DATA FOR THIS TASK
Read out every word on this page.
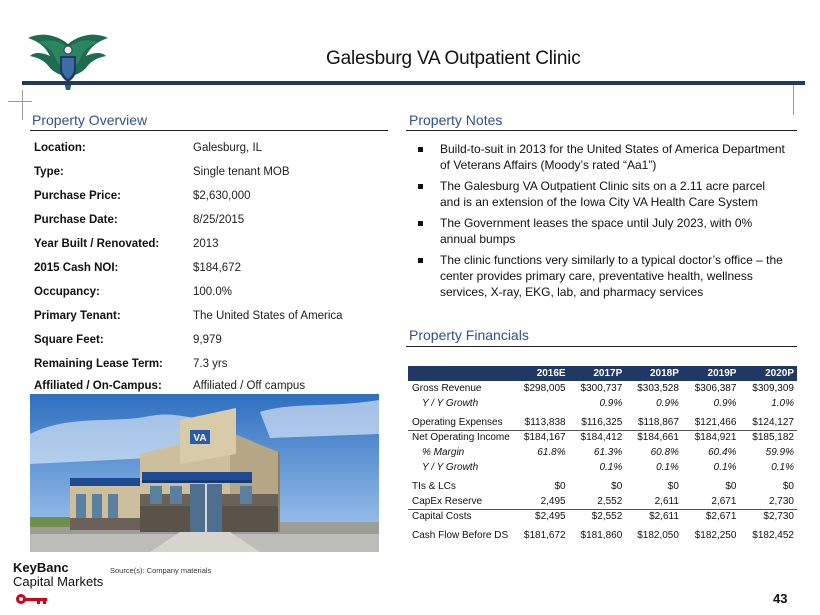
Galesburg VA Outpatient Clinic
Property Overview
Location:	Galesburg, IL
Type:	Single tenant MOB
Purchase Price:	$2,630,000
Purchase Date:	8/25/2015
Year Built / Renovated:	2013
2015 Cash NOI:	$184,672
Occupancy:	100.0%
Primary Tenant:	The United States of America
Square Feet:	9,979
Remaining Lease Term:	7.3 yrs
Affiliated / On-Campus:	Affiliated / Off campus
Property Notes
Build-to-suit in 2013 for the United States of America Department of Veterans Affairs (Moody’s rated “Aa1”)
The Galesburg VA Outpatient Clinic sits on a 2.11 acre parcel and is an extension of the Iowa City VA Health Care System
The Government leases the space until July 2023, with 0% annual bumps
The clinic functions very similarly to a typical doctor’s office – the center provides primary care, preventative health, wellness services, X-ray, EKG, lab, and pharmacy services
Property Financials
	2016E	2017P	2018P	2019P	2020P
Gross Revenue	$298,005	$300,737	$303,528	$306,387	$309,309
Y / Y Growth		0.9%	0.9%	0.9%	1.0%

Operating Expenses	$113,838	$116,325	$118,867	$121,466	$124,127
Net Operating Income	$184,167	$184,412	$184,661	$184,921	$185,182
% Margin	61.8%	61.3%	60.8%	60.4%	59.9%
Y / Y Growth		0.1%	0.1%	0.1%	0.1%

TIs & LCs	$0	$0	$0	$0	$0
CapEx Reserve	2,495	2,552	2,611	2,671	2,730
Capital Costs	$2,495	$2,552	$2,611	$2,671	$2,730

Cash Flow Before DS	$181,672	$181,860	$182,050	$182,250	$182,452
VA
KeyBanc
Capital Markets
Source(s): Company materials
43
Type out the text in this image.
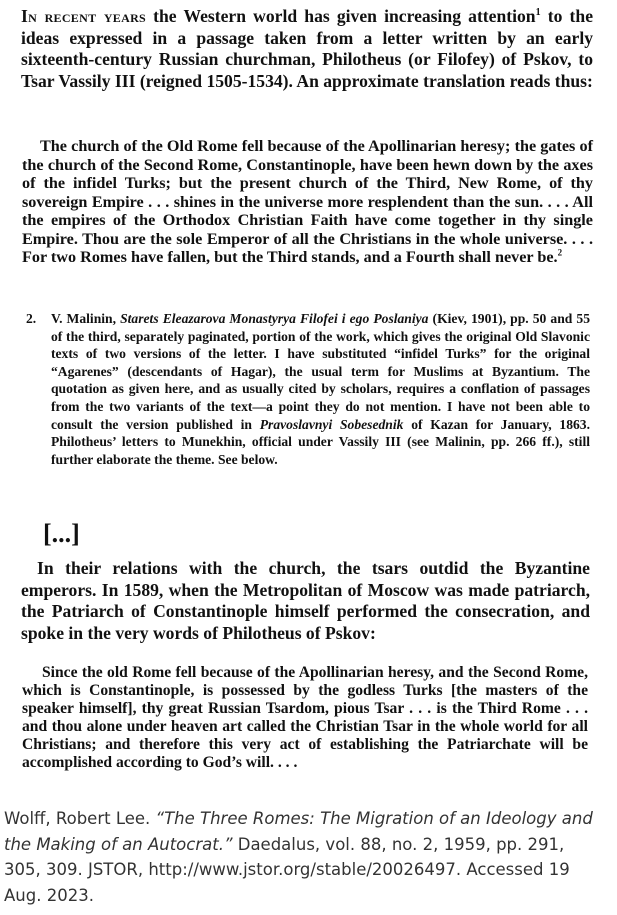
In recent years the Western world has given increasing attention$^1$ to the ideas expressed in a passage taken from a letter written by an early sixteenth-century Russian churchman, Philotheus (or Filofey) of Pskov, to Tsar Vassily III (reigned 1505-1534). An approximate translation reads thus:

The church of the Old Rome fell because of the Apollinarian heresy; the gates of the church of the Second Rome, Constantinople, have been hewn down by the axes of the infidel Turks; but the present church of the Third, New Rome, of thy sovereign Empire . . . shines in the universe more resplendent than the sun. . . . All the empires of the Orthodox Christian Faith have come together in thy single Empire. Thou are the sole Emperor of all the Christians in the whole universe. . . . For two Romes have fallen, but the Third stands, and a Fourth shall never be.$^2$

2. V. Malinin, Starets Eleazarova Monastyrya Filofei i ego Poslaniya (Kiev, 1901), pp. 50 and 55 of the third, separately paginated, portion of the work, which gives the original Old Slavonic texts of two versions of the letter. I have substituted “infidel Turks” for the original “Agarenes” (descendants of Hagar), the usual term for Muslims at Byzantium. The quotation as given here, and as usually cited by scholars, requires a conflation of passages from the two variants of the text—a point they do not mention. I have not been able to consult the version published in Pravoslavnyi Sobesednik of Kazan for January, 1863. Philotheus’ letters to Munekhin, official under Vassily III (see Malinin, pp. 266 ff.), still further elaborate the theme. See below.
[...]

In their relations with the church, the tsars outdid the Byzantine emperors. In 1589, when the Metropolitan of Moscow was made patriarch, the Patriarch of Constantinople himself performed the consecration, and spoke in the very words of Philotheus of Pskov:

Since the old Rome fell because of the Apollinarian heresy, and the Second Rome, which is Constantinople, is possessed by the godless Turks [the masters of the speaker himself], thy great Russian Tsardom, pious Tsar . . . is the Third Rome . . . and thou alone under heaven art called the Christian Tsar in the whole world for all Christians; and therefore this very act of establishing the Patriarchate will be accomplished according to God’s will. . . .

Wolff, Robert Lee. “The Three Romes: The Migration of an Ideology and the Making of an Autocrat.” Daedalus, vol. 88, no. 2, 1959, pp. 291, 305, 309. JSTOR, http://www.jstor.org/stable/20026497. Accessed 19 Aug. 2023.
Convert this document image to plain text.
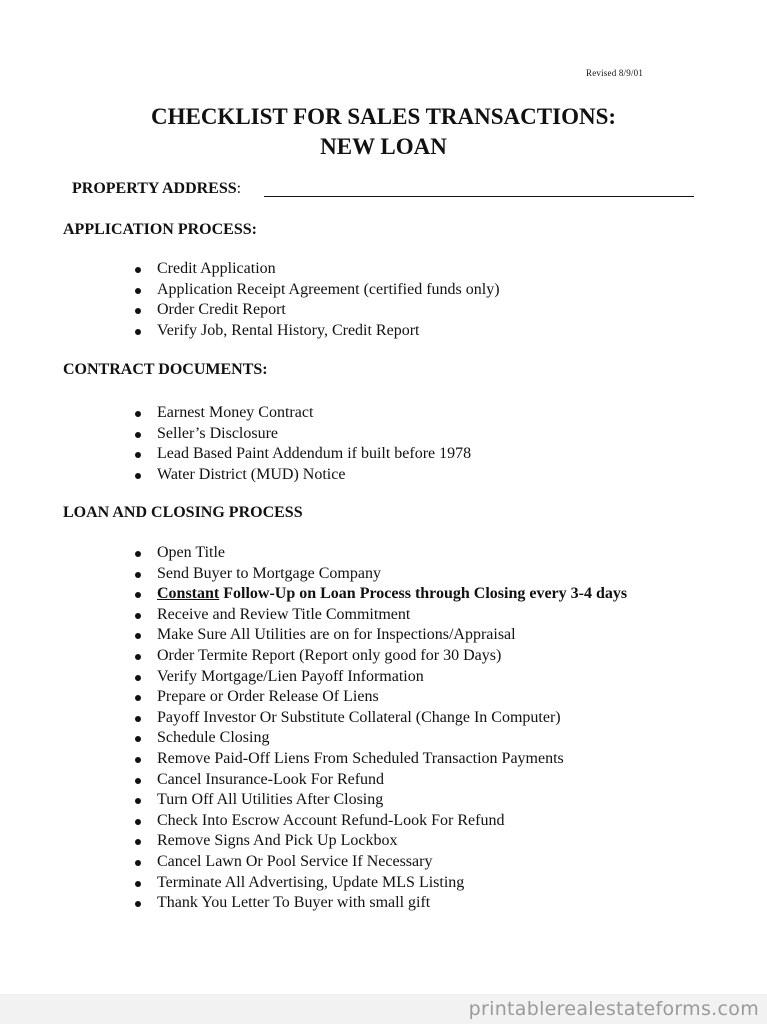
Revised 8/9/01
CHECKLIST FOR SALES TRANSACTIONS:
NEW LOAN
PROPERTY ADDRESS:
APPLICATION PROCESS:
Credit Application
Application Receipt Agreement (certified funds only)
Order Credit Report
Verify Job, Rental History, Credit Report
CONTRACT DOCUMENTS:
Earnest Money Contract
Seller’s Disclosure
Lead Based Paint Addendum if built before 1978
Water District (MUD) Notice
LOAN AND CLOSING PROCESS
Open Title
Send Buyer to Mortgage Company
Constant Follow-Up on Loan Process through Closing every 3-4 days
Receive and Review Title Commitment
Make Sure All Utilities are on for Inspections/Appraisal
Order Termite Report (Report only good for 30 Days)
Verify Mortgage/Lien Payoff Information
Prepare or Order Release Of Liens
Payoff Investor Or Substitute Collateral (Change In Computer)
Schedule Closing
Remove Paid-Off Liens From Scheduled Transaction Payments
Cancel Insurance-Look For Refund
Turn Off All Utilities After Closing
Check Into Escrow Account Refund-Look For Refund
Remove Signs And Pick Up Lockbox
Cancel Lawn Or Pool Service If Necessary
Terminate All Advertising, Update MLS Listing
Thank You Letter To Buyer with small gift
printablerealestateforms.com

THE PROBLEM
Restate each entry word for word, please, but drop any images it holds.

FINAL RESULT
Read out every word on this page.
Galesburg VA Outpatient Clinic
Property Overview
Location:	Galesburg, IL
Type:	Single tenant MOB
Purchase Price:	$2,630,000
Purchase Date:	8/25/2015
Year Built / Renovated:	2013
2015 Cash NOI:	$184,672
Occupancy:	100.0%
Primary Tenant:	The United States of America
Square Feet:	9,979
Remaining Lease Term:	7.3 yrs
Affiliated / On-Campus:	Affiliated / Off campus
Property Notes
Build-to-suit in 2013 for the United States of America Department of Veterans Affairs (Moody’s rated “Aa1”)
The Galesburg VA Outpatient Clinic sits on a 2.11 acre parcel and is an extension of the Iowa City VA Health Care System
The Government leases the space until July 2023, with 0% annual bumps
The clinic functions very similarly to a typical doctor’s office – the center provides primary care, preventative health, wellness services, X-ray, EKG, lab, and pharmacy services
Property Financials
	2016E	2017P	2018P	2019P	2020P
Gross Revenue	$298,005	$300,737	$303,528	$306,387	$309,309
Y / Y Growth		0.9%	0.9%	0.9%	1.0%

Operating Expenses	$113,838	$116,325	$118,867	$121,466	$124,127
Net Operating Income	$184,167	$184,412	$184,661	$184,921	$185,182
% Margin	61.8%	61.3%	60.8%	60.4%	59.9%
Y / Y Growth		0.1%	0.1%	0.1%	0.1%

TIs & LCs	$0	$0	$0	$0	$0
CapEx Reserve	2,495	2,552	2,611	2,671	2,730
Capital Costs	$2,495	$2,552	$2,611	$2,671	$2,730

Cash Flow Before DS	$181,672	$181,860	$182,050	$182,250	$182,452
VA
KeyBanc
Capital Markets
Source(s): Company materials
43
Type out the text in this image.
In recent years the Western world has given increasing attention$^1$ to the ideas expressed in a passage taken from a letter written by an early sixteenth-century Russian churchman, Philotheus (or Filofey) of Pskov, to Tsar Vassily III (reigned 1505-1534). An approximate translation reads thus:

The church of the Old Rome fell because of the Apollinarian heresy; the gates of the church of the Second Rome, Constantinople, have been hewn down by the axes of the infidel Turks; but the present church of the Third, New Rome, of thy sovereign Empire . . . shines in the universe more resplendent than the sun. . . . All the empires of the Orthodox Christian Faith have come together in thy single Empire. Thou are the sole Emperor of all the Christians in the whole universe. . . . For two Romes have fallen, but the Third stands, and a Fourth shall never be.$^2$

2. V. Malinin, Starets Eleazarova Monastyrya Filofei i ego Poslaniya (Kiev, 1901), pp. 50 and 55 of the third, separately paginated, portion of the work, which gives the original Old Slavonic texts of two versions of the letter. I have substituted “infidel Turks” for the original “Agarenes” (descendants of Hagar), the usual term for Muslims at Byzantium. The quotation as given here, and as usually cited by scholars, requires a conflation of passages from the two variants of the text—a point they do not mention. I have not been able to consult the version published in Pravoslavnyi Sobesednik of Kazan for January, 1863. Philotheus’ letters to Munekhin, official under Vassily III (see Malinin, pp. 266 ff.), still further elaborate the theme. See below.
[...]

In their relations with the church, the tsars outdid the Byzantine emperors. In 1589, when the Metropolitan of Moscow was made patriarch, the Patriarch of Constantinople himself performed the consecration, and spoke in the very words of Philotheus of Pskov:

Since the old Rome fell because of the Apollinarian heresy, and the Second Rome, which is Constantinople, is possessed by the godless Turks [the masters of the speaker himself], thy great Russian Tsardom, pious Tsar . . . is the Third Rome . . . and thou alone under heaven art called the Christian Tsar in the whole world for all Christians; and therefore this very act of establishing the Patriarchate will be accomplished according to God’s will. . . .

Wolff, Robert Lee. “The Three Romes: The Migration of an Ideology and the Making of an Autocrat.” Daedalus, vol. 88, no. 2, 1959, pp. 291, 305, 309. JSTOR, http://www.jstor.org/stable/20026497. Accessed 19 Aug. 2023.
Convert this document image to plain text.
Revised 8/9/01
CHECKLIST FOR SALES TRANSACTIONS:
NEW LOAN
PROPERTY ADDRESS:
APPLICATION PROCESS:
Credit Application
Application Receipt Agreement (certified funds only)
Order Credit Report
Verify Job, Rental History, Credit Report
CONTRACT DOCUMENTS:
Earnest Money Contract
Seller’s Disclosure
Lead Based Paint Addendum if built before 1978
Water District (MUD) Notice
LOAN AND CLOSING PROCESS
Open Title
Send Buyer to Mortgage Company
Constant Follow-Up on Loan Process through Closing every 3-4 days
Receive and Review Title Commitment
Make Sure All Utilities are on for Inspections/Appraisal
Order Termite Report (Report only good for 30 Days)
Verify Mortgage/Lien Payoff Information
Prepare or Order Release Of Liens
Payoff Investor Or Substitute Collateral (Change In Computer)
Schedule Closing
Remove Paid-Off Liens From Scheduled Transaction Payments
Cancel Insurance-Look For Refund
Turn Off All Utilities After Closing
Check Into Escrow Account Refund-Look For Refund
Remove Signs And Pick Up Lockbox
Cancel Lawn Or Pool Service If Necessary
Terminate All Advertising, Update MLS Listing
Thank You Letter To Buyer with small gift
printablerealestateforms.com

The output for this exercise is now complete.